#### [Input data]
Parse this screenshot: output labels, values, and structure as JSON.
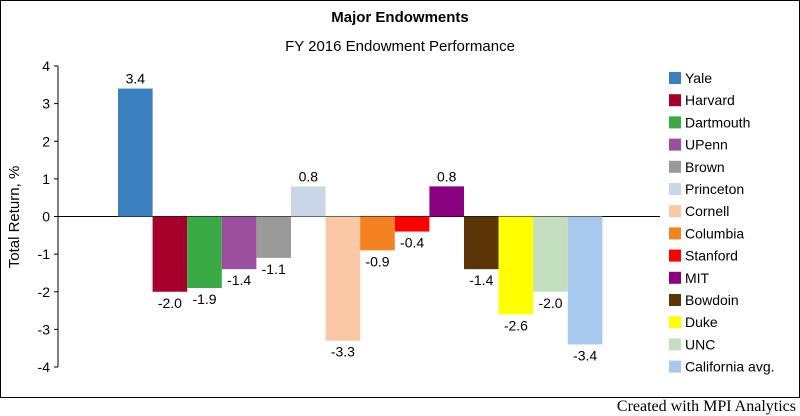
{
  "chart_data": {
    "type": "bar",
    "title": "Major Endowments",
    "subtitle": "FY 2016 Endowment Performance",
    "ylabel": "Total Return, %",
    "xlabel": "",
    "ylim": [
      -4,
      4
    ],
    "yticks": [
      4,
      3,
      2,
      1,
      0,
      -1,
      -2,
      -3,
      -4
    ],
    "grid": false,
    "legend_position": "right",
    "categories": [
      "Yale",
      "Harvard",
      "Dartmouth",
      "UPenn",
      "Brown",
      "Princeton",
      "Cornell",
      "Columbia",
      "Stanford",
      "MIT",
      "Bowdoin",
      "Duke",
      "UNC",
      "California avg."
    ],
    "values": [
      3.4,
      -2.0,
      -1.9,
      -1.4,
      -1.1,
      0.8,
      -3.3,
      -0.9,
      -0.4,
      0.8,
      -1.4,
      -2.6,
      -2.0,
      -3.4
    ],
    "value_labels": [
      "3.4",
      "-2.0",
      "-1.9",
      "-1.4",
      "-1.1",
      "0.8",
      "-3.3",
      "-0.9",
      "-0.4",
      "0.8",
      "-1.4",
      "-2.6",
      "-2.0",
      "-3.4"
    ],
    "colors": [
      "#3a7fc0",
      "#a6002a",
      "#3aaa47",
      "#9c4f9e",
      "#9a9a9a",
      "#c9d6e8",
      "#fbc8a6",
      "#f58220",
      "#ff0000",
      "#8b0080",
      "#5a3508",
      "#ffff00",
      "#c4dfc0",
      "#a9c8ee"
    ]
  },
  "footer": {
    "credit": "Created with MPI Analytics"
  }
}
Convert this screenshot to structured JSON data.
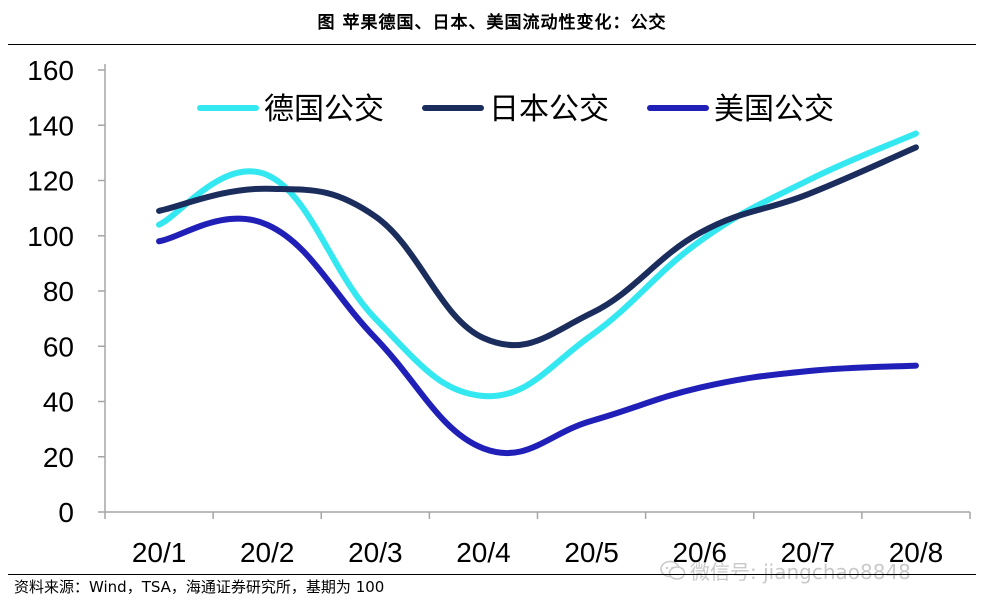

#### [What is needed]
Gather each line in the data that holds the string "screenshot".

#### [Response below]
Parse this screenshot: output labels, values, and structure as JSON.
Convert this screenshot to structured JSON data.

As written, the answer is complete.